### Excerpt to read
1 files changed, 47 insertions, 5 deletions
diff --git a/java/src/com/android/inputmethod/latin/StringUtils.java b/java/src/com/android/inputmethod/latin/StringUtils.java
index 90c3fcdd2..59ad28fc9 100644
--- a/java/src/com/android/inputmethod/latin/StringUtils.java
+++ b/java/src/com/android/inputmethod/latin/StringUtils.java
@@ -22,6 +22,10 @@ import java.util.ArrayList;
 import java.util.Locale;
 
 public final class StringUtils {
+    public static final int CAPITALIZE_NONE = 0;  // No caps, or mixed case
+    public static final int CAPITALIZE_FIRST = 1; // First only
+    public static final int CAPITALIZE_ALL = 2;   // All caps
+
     private StringUtils() {
         // This utility class is not publicly instantiable.
     }
@@ -111,11 +115,12 @@ public final class StringUtils {
         // - This does not work for Greek, because it returns upper case instead of title case.
         // - It does not work for Serbian, because it fails to account for the "lj" character,
         // which should be "Lj" in title case and "LJ" in upper case.
-        // - It does not work for Dutch, because it fails to account for the "ij" digraph, which
-        // are two different characters but both should be capitalized as "IJ" as if they were
-        // a single letter.
-        // - It also does not work with unicode surrogate code points.
-        return s.toUpperCase(locale).charAt(0) + s.substring(1);
+        // - It does not work for Dutch, because it fails to account for the "ij" digraph when it's
+        // written as two separate code points. They are two different characters but both should
+        // be capitalized as "IJ" as if they were a single letter in most words (not all). If the
+        // unicode char for the ligature is used however, it works.
+        final int cutoff = s.offsetByCodePoints(0, 1);
+        return s.substring(0, cutoff).toUpperCase(locale) + s.substring(cutoff).toLowerCase(locale);
     }
 
     private static final int[] EMPTY_CODEPOINTS = {};
@@ -171,4 +176,41 @@ public final class StringUtils {
         }
         return list.toArray(new String[list.size()]);
     }
+
+    // This method assumes the text is not null. For the empty string, it returns CAPITALIZE_NONE.
+    public static int getCapitalizationType(final String text) {
+        // If the first char is not uppercase, then the word is either all lower case or
+        // camel case, and in either case we return CAPITALIZE_NONE.
+        final int len = text.length();
+        int index = 0;
+        for (; index < len; index = text.offsetByCodePoints(index, 1)) {
+            if (Character.isLetter(text.codePointAt(index))) {
+                break;
+            }
+        }
+        if (index == len) return CAPITALIZE_NONE;
+        if (!Character.isUpperCase(text.codePointAt(index))) {
+            return CAPITALIZE_NONE;
+        }
+        int capsCount = 1;
+        int letterCount = 1;
+        for (index = text.offsetByCodePoints(index, 1); index < len;
+                index = text.offsetByCodePoints(index, 1)) {
+            if (1 != capsCount && letterCount != capsCount) break;
+            final int codePoint = text.codePointAt(index);
+            if (Character.isUpperCase(codePoint)) {
+                ++capsCount;
+                ++letterCount;
+            } else if (Character.isLetter(codePoint)) {
+                // We need to discount non-letters since they may not be upper-case, but may
+                // still be part of a word (e.g. single quote or dash, as in "IT'S" or "FULL-TIME")
+                ++letterCount;
+            }
+        }
+        // We know the first char is upper case. So we want to test if either every letter other
+        // than the first is lower case, or if they are all upper case. If the string is exactly
+        // one char long, then we will arrive here with letterCount 1, and this is correct, too.
+        if (1 == capsCount) return CAPITALIZE_FIRST;
+        return (letterCount == capsCount ? CAPITALIZE_ALL : CAPITALIZE_NONE);
+    }
 }

### Information given
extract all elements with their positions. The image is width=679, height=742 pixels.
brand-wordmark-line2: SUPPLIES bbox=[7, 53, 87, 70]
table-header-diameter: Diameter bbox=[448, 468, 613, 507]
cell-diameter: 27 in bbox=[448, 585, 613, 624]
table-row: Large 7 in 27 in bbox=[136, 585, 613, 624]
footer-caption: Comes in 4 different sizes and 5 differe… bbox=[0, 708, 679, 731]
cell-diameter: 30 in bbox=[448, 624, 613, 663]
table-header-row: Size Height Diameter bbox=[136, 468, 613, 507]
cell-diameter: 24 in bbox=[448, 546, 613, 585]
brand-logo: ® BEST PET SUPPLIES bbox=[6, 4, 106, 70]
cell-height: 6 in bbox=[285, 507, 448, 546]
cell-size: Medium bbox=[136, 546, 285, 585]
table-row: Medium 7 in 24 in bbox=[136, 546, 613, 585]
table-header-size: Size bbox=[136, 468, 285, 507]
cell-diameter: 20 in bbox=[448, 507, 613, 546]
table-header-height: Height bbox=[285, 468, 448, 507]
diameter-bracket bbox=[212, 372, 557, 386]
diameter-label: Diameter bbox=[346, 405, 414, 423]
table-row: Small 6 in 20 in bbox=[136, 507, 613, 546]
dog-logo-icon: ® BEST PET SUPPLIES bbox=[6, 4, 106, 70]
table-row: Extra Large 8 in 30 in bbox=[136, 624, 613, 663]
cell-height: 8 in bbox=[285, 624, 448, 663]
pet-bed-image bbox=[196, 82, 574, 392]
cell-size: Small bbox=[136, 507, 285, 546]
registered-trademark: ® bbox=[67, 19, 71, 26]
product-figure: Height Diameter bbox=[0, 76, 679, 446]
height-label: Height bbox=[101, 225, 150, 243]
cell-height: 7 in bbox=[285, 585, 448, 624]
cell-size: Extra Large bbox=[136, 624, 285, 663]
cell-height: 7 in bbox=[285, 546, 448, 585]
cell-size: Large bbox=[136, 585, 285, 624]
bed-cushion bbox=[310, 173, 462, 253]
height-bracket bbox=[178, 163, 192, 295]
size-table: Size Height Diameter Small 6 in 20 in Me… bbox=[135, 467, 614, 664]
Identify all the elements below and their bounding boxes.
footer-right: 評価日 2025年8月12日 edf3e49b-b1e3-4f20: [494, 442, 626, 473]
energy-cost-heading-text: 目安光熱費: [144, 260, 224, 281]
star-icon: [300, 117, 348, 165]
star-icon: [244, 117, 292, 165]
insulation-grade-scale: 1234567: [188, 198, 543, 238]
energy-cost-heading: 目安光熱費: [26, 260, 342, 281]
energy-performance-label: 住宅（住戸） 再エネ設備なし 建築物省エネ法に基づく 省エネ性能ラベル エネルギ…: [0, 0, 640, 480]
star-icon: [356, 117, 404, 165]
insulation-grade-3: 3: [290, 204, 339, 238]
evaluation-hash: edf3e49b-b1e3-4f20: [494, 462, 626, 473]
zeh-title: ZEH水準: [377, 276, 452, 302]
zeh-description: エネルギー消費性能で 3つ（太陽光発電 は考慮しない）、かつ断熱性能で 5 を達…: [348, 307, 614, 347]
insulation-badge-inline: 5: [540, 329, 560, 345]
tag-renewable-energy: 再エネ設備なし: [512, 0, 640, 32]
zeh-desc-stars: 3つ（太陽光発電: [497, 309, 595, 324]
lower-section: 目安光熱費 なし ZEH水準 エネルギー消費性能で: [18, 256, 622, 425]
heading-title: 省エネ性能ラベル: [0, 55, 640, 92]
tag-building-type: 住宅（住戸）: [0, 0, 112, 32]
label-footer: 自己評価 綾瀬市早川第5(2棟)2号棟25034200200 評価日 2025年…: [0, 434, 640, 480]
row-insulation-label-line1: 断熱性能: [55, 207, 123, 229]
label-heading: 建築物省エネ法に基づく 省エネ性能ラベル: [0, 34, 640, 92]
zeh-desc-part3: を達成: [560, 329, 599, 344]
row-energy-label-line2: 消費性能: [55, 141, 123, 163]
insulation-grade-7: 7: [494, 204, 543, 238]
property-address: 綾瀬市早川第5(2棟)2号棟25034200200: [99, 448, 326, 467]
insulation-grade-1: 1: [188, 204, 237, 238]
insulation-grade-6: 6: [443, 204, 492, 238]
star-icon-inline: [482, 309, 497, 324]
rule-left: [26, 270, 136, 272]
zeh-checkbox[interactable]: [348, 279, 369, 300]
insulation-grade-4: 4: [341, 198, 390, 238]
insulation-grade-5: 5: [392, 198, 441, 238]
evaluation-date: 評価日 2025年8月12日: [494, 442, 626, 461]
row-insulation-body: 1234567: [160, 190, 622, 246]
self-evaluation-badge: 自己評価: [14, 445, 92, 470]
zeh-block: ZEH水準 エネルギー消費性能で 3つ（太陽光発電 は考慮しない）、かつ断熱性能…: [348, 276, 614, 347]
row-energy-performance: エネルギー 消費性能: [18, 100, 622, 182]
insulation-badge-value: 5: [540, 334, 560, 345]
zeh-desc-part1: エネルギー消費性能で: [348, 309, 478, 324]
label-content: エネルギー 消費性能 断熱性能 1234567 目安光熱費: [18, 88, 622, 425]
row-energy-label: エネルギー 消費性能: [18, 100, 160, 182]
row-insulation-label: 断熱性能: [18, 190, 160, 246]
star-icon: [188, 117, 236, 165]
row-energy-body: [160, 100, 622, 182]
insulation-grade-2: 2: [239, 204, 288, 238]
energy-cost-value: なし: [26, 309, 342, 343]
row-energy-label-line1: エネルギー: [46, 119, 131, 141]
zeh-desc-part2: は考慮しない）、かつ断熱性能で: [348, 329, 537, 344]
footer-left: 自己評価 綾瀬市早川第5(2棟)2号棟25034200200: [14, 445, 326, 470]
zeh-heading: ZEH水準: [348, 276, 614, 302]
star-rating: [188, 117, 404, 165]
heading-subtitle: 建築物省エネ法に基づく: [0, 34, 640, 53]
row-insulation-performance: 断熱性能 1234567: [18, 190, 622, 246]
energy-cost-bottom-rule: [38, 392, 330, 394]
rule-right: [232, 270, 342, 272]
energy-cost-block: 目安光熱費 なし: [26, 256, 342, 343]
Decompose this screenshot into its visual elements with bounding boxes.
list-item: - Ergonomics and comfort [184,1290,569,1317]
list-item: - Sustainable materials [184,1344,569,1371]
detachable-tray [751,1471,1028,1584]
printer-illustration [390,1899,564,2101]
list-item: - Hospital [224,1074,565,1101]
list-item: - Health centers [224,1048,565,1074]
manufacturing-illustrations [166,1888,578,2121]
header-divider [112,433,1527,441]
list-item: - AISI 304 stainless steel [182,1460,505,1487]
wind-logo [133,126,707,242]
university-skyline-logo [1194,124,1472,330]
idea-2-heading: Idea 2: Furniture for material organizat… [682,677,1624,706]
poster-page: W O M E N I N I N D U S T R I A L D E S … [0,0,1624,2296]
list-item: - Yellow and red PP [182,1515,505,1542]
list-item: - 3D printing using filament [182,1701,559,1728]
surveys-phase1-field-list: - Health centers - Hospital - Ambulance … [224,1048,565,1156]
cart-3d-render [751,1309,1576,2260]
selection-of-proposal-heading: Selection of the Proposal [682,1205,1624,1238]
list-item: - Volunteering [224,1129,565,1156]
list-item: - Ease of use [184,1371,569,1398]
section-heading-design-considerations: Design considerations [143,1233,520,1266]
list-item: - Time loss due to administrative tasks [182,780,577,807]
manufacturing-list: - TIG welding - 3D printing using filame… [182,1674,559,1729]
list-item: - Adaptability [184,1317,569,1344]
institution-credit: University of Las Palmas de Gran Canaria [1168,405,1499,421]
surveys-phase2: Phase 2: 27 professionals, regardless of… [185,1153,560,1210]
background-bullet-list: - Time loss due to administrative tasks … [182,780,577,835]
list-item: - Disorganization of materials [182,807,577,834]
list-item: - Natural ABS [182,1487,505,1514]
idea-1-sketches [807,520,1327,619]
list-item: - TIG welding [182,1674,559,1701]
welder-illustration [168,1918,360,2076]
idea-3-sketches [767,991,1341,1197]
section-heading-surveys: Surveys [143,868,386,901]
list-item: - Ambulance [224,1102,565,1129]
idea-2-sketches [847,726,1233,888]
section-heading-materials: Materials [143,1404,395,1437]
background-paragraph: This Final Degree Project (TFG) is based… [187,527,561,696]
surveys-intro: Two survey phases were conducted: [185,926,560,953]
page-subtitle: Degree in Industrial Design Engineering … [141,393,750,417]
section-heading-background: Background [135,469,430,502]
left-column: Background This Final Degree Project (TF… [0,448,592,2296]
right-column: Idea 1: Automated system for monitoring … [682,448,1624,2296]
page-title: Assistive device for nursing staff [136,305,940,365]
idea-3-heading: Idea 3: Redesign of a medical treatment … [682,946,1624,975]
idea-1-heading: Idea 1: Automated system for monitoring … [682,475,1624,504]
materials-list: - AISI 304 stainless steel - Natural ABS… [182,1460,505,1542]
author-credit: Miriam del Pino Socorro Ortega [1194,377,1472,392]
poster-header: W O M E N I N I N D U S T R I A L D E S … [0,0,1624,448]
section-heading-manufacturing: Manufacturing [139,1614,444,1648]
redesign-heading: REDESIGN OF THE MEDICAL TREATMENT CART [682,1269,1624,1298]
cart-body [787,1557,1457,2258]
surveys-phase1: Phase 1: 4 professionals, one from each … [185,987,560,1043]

### Given task 1
Quote the part of the StringUtils diff that opens with the words containing "private static final" and closes with "it returns CAPITALIZE_NONE.".
### Given task 2
Using the StringUtils diff, say whether each statement agrees with it: (a) the constant CAPITALIZE_ALL is set to 2; (b) for the empty string, getCapitalizationType returns CAPITALIZE_FIRST; (c) the diff reports 10 deletions. Answer yes or no for each, quoting the words that decide it.

### Correct result 1
private static final int[] EMPTY_CODEPOINTS = {};
@@ -171,4 +176,41 @@ public final class StringUtils {
         }
         return list.toArray(new String[list.size()]);
     }
+
+    // This method assumes the text is not null. For the empty string, it returns CAPITALIZE_NONE.

### Correct result 2
(a) Yes: "CAPITALIZE_ALL = 2"
(b) No: "For the empty string, it returns CAPITALIZE_NONE."
(c) No: "1 files changed, 47 insertions, 5 deletions"